_TEKST DO PRZECZYTANIA_
##############################

Dziś recenzja, jak się można domyślić, kolejnej twórczości słowa od Pana Jacka Piekary. Tym razem jest niespodzianka w postaci pierwszej pełnoprawnej powieści o przygodach Mordimera Madderina, która nosi tytuł „Bicz Boży". Jak to się prezentuje? Czy autor potrafi utrzymać tempo i napięcie, w długim tekście, na podobnym poziomie, co w opowiadaniach? Czy więcej oznacza lepiej?
Najprostszą odpowiedzią byłoby, że owszem, nie zawiedziemy
się na ogólnym poziomie tego tekstu, ale nie jest to też rewelacja pod,
właściwie, żadnym względem. Ma swoje dobre momenty, ale ani nie przyćmiewają
one tych gorszych, ani też nie świadczą o nowej jakości w prozie. Ale
przyjrzyjmy się poszczególnym aspektom tej powieści, zgodnie z tradycją tego
bloga i zobaczmy jak to wygląda na poszczególnych poziomach.
Zacznę od tego elementu, który jest najbardziej niezmienny z
tego wszystkiego, czyli stylu. Zupełnie żadnych odchyłów od tego, co znamy.
Tylko że teraz mam wrażenie, że te monologi mnie trochę nużą. Wiemy jaki jest
stosunek naszego Inkwizytora do wielu rzeczy i niewiele jest w stanie nas, w
tych konkretnych kwestiach, zaskoczyć. Co prawda, dowiadujemy się kilku nowych
rzeczy, ale to gdzieś umyka. Rozumiem, że ktoś może zacząć od tego tomu,
zwłaszcza że nie ma jakiejś bardzo ścisłej chronologii, jest tylko ta
sugerowana, ale podejrzewam, że większość czytelników jednak się nią posługuje,
i są weteranami serii, więc można by im oszczędzić niektórych fragmentów. Ku
mojemu rozczarowaniu nic takiego się nie dzieje. Nie to, żeby one były
szczególnym mankamentem, bo to nie jest kropka w kropkę to samo, ale przydałoby
się więcej nowości w tego typu treści. Dalej wszystko jest opisane z
perspektywy głównego bohatera, który zdaje nam na bieżąco relacje z tego, co
widzi i jest bardzo interesujące.

##############################

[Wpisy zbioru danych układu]

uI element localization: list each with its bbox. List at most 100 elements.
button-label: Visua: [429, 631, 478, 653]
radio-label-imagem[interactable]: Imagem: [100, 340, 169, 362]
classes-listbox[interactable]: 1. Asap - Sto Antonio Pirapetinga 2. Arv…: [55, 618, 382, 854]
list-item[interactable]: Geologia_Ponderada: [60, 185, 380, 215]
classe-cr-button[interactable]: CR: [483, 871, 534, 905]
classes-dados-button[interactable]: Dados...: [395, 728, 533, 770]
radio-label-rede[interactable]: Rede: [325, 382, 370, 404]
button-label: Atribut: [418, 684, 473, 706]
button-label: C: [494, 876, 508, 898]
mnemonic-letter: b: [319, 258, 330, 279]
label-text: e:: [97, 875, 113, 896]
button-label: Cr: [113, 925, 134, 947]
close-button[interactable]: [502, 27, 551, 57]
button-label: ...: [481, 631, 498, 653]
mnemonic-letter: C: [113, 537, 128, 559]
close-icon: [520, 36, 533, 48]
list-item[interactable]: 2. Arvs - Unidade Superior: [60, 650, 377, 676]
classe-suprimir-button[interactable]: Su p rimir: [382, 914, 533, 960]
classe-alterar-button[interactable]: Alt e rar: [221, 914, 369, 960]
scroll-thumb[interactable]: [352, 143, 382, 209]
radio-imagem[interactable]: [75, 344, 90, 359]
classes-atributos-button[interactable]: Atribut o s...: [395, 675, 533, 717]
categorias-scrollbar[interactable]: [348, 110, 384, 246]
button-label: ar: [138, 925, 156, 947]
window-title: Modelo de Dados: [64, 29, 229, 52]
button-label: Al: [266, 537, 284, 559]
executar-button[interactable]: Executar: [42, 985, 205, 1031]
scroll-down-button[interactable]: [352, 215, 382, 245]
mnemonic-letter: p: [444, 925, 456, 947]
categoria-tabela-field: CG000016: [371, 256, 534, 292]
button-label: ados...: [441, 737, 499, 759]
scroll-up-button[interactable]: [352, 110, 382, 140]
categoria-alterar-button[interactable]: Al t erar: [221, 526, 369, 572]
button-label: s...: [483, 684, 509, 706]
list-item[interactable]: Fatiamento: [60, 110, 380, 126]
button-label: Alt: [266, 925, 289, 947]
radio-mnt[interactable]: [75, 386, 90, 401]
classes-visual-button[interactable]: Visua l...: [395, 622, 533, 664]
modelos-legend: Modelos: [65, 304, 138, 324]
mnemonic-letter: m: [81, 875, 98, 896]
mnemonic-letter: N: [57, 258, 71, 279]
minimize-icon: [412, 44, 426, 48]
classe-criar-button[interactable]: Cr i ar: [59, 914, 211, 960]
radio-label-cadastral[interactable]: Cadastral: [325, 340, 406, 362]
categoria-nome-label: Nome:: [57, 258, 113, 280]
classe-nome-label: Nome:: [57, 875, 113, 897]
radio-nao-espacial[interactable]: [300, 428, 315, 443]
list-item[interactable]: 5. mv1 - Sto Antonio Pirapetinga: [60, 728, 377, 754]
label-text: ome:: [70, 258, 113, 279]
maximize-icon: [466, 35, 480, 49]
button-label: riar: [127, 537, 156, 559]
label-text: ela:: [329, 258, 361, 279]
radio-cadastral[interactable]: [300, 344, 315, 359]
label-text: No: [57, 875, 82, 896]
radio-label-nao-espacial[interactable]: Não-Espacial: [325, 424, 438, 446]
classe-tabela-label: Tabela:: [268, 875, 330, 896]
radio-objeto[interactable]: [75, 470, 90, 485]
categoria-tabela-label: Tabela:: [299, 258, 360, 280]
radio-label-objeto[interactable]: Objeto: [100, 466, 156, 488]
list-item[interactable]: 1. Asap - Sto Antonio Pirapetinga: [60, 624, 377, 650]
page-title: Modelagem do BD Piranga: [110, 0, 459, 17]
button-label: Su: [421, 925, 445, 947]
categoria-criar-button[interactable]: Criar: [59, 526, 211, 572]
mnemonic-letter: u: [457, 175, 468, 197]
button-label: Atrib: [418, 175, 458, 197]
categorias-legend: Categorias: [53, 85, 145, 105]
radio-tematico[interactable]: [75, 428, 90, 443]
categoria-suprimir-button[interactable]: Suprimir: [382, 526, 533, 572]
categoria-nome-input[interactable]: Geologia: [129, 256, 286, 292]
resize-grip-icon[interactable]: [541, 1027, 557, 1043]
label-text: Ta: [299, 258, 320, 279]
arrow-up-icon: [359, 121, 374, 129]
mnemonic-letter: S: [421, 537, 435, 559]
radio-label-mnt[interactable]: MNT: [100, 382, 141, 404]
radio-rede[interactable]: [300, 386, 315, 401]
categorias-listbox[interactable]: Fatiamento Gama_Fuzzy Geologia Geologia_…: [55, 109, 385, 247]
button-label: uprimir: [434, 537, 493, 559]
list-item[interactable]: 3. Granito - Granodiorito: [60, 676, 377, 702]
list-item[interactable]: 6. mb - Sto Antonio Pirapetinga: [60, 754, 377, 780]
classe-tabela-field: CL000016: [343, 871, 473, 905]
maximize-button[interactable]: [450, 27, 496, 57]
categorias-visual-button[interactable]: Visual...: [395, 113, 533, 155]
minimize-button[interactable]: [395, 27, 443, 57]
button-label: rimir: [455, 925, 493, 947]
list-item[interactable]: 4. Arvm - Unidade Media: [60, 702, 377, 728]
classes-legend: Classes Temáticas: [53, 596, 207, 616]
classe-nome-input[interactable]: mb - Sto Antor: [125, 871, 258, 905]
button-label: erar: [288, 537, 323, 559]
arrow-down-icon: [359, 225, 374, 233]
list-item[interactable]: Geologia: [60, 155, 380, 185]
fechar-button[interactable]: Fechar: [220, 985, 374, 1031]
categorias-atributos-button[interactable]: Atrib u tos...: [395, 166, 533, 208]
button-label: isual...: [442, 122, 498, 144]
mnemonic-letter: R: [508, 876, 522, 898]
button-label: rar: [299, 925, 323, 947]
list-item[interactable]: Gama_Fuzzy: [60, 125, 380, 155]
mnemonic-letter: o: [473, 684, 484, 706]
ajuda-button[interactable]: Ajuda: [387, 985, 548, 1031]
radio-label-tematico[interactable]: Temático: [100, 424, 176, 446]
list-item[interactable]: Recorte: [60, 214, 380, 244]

##############################

_ZADANE POLECENIE 1_
Proszę ocenić, czy poniższe stwierdzenia są zgodne z recenzją powieści o Mordimerze Madderinie, odpowiadając przy każdym „tak” lub „nie” i przytaczając dosłownie rozstrzygające słowa recenzji. (a) Omawiana książka jest pierwszą pełnoprawną powieścią o przygodach Mordimera Madderina. (b) Styl tej powieści wyraźnie odbiega od tego, co czytelnicy już znają. (c) Cykl ma bardzo ścisłą chronologię.
_ZADANE POLECENIE 2_
Proszę kontynuować recenzję powieści o Mordimerze Madderinie od miejsca, w którym się kończy.

_OSTATECZNA ODPOWIEDŹ 1_
(a) Tak: „pierwszej pełnoprawnej powieści o przygodach Mordimera Madderina”.
(b) Nie: „Zupełnie żadnych odchyłów od tego, co znamy.”
(c) Nie: „nie ma jakiejś bardzo ścisłej chronologii, jest tylko ta sugerowana”.

_OSTATECZNA ODPOWIEDŹ 2_
Najważniejszą kwestią zawsze będzie fabuła i czy potrafi ona
wciągnąć; znów - tak potrafi. Aczkolwiek
jest trochę fragmentów niepotrzebnie długich, większość jednak jest bardzo
przyjemna w czytaniu i chcemy poznać dalszy rozwój historii. Są momenty
dramatyczne, są tez sielankowe, jest tu miejsca na wiele momentów różnego
charakteru i są one ciekawym dodatkiem do tomu.Zaskoczenie na końcu jest
całkiem spore, nie spodziewałem się takiego zabiegu w epilogu, na czym powieść
na pewno zyskuje. Także tutaj nie mamy zawodu i ta pozycja zyskuje plusa za ten
aspekt.
Scenografia jest niezła. Podoba mi się klasztor, w którym
toczy się spora część akcji i wszystkie pozostałe miejsca, które odwiedzamy, w
tym oberża czy miasteczko. Nie ciągną się te opisy specjalnie, bo też nie mają
po co. Jest zawarte w nich to, co potrzebne, aby mieć baczenie na to, co jest
istotne dla opowieści. Pozwala to zachować zdrowy balans akcji i momentów ją
zwalniających, a autorowi udaje to jak najbardziej.
Bohaterowie poboczni są widoczni i są wyraziści. Obie te
cechy bardzo cieszą, bo jest o kim pisać, oprócz Waszego uniżonego sługi.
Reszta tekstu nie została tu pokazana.